**PROBLEM REQUIREMENTS:** Please find all lines in the data that hold the string "number" and copy them.

START PROVIDED DATA

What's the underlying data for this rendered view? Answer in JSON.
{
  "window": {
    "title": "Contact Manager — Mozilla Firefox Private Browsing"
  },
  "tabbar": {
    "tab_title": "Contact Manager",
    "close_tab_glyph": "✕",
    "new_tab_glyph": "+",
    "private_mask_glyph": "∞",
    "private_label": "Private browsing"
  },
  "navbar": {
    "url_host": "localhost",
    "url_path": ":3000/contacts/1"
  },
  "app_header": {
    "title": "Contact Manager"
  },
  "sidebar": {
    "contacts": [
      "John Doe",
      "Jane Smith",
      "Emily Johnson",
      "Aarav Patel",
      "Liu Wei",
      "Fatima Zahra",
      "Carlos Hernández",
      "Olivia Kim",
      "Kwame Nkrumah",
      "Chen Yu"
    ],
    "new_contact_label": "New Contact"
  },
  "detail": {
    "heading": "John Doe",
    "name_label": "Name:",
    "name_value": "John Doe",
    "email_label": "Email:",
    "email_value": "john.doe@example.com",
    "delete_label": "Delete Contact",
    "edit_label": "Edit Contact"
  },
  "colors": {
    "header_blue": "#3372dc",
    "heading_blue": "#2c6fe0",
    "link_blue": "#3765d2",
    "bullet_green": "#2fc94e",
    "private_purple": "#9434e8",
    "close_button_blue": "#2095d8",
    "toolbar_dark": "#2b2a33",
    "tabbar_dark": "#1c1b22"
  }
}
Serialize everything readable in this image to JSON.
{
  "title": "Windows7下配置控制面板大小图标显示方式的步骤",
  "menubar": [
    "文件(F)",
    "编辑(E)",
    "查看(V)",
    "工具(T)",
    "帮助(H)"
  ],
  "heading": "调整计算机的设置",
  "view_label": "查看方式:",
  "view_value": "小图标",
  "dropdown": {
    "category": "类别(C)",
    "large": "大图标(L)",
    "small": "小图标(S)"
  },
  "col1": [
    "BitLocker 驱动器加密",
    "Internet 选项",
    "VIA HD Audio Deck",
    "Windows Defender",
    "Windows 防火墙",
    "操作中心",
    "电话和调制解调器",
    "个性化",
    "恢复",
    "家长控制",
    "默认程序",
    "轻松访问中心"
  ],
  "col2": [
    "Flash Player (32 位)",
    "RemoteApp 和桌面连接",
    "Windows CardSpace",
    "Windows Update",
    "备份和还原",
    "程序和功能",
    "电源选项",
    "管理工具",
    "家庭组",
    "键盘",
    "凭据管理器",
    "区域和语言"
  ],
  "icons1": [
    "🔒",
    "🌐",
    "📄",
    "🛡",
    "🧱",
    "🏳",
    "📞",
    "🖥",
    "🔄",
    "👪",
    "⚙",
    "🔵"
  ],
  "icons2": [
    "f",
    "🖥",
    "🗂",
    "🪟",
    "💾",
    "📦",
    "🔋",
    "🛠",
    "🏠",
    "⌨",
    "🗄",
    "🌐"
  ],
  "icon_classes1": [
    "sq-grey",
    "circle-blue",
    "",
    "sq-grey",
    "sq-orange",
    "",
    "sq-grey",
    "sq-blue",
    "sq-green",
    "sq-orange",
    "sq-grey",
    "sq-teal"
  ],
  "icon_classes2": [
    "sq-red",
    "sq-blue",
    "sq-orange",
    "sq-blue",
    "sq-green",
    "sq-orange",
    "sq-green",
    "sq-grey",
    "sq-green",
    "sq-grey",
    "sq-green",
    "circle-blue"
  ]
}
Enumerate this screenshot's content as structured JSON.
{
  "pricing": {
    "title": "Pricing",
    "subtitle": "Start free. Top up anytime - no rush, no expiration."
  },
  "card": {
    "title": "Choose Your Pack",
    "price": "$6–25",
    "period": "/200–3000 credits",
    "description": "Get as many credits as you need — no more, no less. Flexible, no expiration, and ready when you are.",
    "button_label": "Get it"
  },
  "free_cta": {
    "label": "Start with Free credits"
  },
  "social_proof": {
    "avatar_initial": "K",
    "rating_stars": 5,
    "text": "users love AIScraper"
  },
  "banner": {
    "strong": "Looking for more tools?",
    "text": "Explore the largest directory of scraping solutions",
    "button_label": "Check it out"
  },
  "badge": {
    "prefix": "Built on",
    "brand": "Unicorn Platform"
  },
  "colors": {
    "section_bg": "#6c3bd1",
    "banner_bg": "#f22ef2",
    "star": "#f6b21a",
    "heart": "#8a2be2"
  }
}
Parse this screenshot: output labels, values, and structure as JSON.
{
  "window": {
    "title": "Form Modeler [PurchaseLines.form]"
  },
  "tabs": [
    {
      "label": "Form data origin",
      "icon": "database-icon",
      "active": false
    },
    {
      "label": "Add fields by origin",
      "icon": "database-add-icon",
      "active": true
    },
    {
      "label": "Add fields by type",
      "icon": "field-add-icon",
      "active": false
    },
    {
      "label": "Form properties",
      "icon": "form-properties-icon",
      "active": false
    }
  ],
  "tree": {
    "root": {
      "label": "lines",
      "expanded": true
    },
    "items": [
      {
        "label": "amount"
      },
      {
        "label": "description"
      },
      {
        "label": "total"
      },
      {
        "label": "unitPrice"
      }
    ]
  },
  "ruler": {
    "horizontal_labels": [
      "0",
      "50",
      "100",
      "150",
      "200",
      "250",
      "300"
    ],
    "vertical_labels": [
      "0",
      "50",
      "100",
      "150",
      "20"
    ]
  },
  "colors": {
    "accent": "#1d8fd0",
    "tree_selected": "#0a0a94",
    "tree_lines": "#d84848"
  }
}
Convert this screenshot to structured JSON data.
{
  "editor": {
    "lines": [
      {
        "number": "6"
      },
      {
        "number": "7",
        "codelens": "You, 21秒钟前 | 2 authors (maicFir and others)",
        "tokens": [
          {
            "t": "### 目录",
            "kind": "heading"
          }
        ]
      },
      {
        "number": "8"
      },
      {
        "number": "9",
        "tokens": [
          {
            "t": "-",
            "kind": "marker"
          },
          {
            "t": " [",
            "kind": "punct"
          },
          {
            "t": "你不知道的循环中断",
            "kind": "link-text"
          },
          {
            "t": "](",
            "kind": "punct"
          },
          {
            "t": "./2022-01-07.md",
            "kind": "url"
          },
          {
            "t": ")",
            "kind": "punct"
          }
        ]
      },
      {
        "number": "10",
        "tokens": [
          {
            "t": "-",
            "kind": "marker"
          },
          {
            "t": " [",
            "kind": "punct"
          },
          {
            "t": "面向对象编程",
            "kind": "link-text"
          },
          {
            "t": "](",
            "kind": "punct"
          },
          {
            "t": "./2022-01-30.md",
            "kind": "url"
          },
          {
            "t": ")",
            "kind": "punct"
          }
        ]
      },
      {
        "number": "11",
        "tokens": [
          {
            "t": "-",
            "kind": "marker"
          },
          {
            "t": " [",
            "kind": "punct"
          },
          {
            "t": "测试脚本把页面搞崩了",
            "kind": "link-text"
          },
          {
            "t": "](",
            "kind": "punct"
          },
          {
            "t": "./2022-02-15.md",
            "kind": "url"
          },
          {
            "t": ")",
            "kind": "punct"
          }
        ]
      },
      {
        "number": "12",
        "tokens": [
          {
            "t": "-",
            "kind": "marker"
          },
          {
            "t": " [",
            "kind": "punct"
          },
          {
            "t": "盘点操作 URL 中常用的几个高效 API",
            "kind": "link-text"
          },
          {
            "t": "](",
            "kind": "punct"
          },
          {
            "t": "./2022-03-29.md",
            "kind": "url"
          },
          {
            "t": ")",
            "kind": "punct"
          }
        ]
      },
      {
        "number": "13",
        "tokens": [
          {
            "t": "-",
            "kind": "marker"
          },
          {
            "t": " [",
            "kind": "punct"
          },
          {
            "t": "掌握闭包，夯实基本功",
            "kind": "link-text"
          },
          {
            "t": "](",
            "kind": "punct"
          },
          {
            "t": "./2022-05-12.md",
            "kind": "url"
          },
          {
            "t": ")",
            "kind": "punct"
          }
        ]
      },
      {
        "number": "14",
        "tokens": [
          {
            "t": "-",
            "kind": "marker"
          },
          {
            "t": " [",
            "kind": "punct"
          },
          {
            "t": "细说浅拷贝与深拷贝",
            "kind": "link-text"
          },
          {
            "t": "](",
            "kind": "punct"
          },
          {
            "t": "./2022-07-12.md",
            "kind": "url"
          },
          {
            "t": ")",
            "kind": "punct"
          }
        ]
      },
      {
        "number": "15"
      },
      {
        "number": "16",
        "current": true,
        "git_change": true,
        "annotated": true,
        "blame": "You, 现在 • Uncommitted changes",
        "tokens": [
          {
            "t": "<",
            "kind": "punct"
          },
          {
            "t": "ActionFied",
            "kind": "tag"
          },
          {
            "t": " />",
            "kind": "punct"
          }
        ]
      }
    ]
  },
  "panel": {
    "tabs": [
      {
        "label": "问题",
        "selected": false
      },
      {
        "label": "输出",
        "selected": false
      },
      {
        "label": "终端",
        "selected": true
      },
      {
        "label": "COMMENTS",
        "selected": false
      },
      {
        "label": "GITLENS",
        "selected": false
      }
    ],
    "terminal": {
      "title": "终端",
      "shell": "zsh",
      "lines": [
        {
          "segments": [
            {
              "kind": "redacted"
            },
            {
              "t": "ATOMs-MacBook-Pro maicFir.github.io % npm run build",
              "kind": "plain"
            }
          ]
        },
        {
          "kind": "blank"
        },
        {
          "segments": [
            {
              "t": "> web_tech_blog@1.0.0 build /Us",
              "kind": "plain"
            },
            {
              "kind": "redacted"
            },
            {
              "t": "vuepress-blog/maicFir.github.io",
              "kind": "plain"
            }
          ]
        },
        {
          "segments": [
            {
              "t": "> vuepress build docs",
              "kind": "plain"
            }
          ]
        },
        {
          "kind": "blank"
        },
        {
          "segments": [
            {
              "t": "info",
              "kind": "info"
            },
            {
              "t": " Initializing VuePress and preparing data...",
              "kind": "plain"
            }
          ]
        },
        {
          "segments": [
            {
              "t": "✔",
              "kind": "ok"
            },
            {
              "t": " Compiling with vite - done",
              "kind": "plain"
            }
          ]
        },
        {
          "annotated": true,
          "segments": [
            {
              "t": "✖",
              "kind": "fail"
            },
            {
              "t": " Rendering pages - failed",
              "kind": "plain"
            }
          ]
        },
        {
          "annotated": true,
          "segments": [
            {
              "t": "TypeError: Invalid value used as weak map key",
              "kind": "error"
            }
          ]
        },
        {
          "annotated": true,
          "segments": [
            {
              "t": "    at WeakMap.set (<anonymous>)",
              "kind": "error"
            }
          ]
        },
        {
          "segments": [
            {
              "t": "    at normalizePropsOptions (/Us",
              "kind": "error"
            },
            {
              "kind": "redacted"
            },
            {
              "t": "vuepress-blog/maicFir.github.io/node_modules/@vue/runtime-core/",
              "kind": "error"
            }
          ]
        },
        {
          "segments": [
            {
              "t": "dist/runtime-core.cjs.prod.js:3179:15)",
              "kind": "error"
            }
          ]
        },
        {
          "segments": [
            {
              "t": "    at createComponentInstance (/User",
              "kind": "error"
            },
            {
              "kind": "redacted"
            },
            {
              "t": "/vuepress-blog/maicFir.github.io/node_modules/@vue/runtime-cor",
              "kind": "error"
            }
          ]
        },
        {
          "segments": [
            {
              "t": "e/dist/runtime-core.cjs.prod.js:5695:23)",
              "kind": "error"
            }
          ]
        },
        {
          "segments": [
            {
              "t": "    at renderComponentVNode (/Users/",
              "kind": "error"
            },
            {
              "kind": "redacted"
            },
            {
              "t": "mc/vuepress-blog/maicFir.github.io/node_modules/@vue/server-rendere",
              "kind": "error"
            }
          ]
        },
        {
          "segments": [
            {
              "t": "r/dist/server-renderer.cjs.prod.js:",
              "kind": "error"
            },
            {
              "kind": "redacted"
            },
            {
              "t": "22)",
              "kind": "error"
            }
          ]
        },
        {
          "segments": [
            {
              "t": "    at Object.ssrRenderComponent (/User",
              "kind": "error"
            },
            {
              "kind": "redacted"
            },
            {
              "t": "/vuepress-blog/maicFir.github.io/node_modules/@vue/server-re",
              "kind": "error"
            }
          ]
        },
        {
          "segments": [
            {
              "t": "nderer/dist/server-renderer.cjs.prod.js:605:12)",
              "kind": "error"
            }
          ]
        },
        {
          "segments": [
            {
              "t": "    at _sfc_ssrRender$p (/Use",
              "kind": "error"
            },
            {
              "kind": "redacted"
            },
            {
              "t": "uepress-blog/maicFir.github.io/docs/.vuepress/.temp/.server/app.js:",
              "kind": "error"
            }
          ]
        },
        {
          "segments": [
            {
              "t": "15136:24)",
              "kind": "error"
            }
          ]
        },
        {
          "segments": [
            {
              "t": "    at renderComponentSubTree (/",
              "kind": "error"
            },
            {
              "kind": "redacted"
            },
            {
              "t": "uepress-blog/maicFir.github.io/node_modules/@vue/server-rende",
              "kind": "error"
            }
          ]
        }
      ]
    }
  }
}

END PROVIDED DATA

**SOLUTION:**
        "number": "6"
        "number": "7",
        "number": "8"
        "number": "9",
        "number": "10",
        "number": "11",
        "number": "12",
        "number": "13",
        "number": "14",
        "number": "15"
        "number": "16",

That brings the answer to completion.